Below are some records. Say in a single number how many of their lines include the word "потребляемой".

# START OF Records provided

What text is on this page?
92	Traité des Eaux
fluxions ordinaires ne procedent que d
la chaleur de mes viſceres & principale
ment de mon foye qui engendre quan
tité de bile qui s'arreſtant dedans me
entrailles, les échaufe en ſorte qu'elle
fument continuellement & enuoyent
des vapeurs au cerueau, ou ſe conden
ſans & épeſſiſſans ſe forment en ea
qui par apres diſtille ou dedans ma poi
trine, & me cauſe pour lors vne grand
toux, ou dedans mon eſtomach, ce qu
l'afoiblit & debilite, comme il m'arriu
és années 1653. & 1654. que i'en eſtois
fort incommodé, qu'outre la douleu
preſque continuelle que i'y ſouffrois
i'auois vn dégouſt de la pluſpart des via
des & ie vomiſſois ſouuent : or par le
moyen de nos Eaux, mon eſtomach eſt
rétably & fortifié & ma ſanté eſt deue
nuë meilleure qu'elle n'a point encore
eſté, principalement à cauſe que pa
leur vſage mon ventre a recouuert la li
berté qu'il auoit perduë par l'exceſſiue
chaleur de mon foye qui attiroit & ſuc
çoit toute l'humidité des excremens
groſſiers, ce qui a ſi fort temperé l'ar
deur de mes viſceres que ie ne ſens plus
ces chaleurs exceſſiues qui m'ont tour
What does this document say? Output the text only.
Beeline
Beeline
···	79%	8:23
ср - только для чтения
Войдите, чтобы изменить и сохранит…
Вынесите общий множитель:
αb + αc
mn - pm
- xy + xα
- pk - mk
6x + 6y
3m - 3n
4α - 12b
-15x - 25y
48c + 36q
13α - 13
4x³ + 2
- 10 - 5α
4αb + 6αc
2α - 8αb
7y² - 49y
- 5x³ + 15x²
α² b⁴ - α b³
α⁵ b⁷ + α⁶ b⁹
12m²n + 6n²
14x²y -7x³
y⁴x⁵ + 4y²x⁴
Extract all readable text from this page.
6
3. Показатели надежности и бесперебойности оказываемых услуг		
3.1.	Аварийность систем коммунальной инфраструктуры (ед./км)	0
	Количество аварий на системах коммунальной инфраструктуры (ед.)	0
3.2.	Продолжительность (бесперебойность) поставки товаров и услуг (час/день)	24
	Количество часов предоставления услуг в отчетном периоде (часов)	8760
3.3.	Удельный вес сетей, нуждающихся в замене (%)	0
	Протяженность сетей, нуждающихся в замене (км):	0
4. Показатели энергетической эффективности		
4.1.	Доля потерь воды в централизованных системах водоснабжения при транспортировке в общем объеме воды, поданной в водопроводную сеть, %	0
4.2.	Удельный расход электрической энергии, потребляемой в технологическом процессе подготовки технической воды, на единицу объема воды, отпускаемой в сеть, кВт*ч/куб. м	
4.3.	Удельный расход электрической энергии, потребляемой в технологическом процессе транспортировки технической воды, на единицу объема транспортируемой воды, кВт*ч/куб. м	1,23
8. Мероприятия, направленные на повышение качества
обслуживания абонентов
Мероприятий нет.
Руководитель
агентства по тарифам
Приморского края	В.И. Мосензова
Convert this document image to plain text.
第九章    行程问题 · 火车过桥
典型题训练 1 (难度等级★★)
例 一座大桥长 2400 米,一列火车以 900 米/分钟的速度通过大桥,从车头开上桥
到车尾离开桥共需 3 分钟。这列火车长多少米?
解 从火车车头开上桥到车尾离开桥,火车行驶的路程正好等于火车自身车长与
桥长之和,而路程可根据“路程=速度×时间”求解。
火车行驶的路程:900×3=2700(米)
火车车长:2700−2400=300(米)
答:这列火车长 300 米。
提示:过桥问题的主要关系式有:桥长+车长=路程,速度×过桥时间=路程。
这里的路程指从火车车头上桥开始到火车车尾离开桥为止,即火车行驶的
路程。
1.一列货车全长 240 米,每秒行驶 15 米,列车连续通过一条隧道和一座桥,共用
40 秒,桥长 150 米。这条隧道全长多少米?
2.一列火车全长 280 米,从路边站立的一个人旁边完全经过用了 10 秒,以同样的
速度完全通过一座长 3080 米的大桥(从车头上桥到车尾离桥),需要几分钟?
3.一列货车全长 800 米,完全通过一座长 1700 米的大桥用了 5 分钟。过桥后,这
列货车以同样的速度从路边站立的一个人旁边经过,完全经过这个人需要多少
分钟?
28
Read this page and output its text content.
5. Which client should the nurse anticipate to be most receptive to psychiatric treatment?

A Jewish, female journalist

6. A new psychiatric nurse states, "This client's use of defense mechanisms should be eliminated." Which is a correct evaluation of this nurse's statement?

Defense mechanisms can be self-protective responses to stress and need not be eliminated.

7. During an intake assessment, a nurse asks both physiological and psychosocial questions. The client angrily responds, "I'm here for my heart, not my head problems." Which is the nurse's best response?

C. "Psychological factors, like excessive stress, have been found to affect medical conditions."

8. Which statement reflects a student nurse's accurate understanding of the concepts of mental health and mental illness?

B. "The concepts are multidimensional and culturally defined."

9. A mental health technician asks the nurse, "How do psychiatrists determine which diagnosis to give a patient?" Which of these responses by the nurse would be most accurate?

# END OF Records provided

*Solution for this exercise*.
2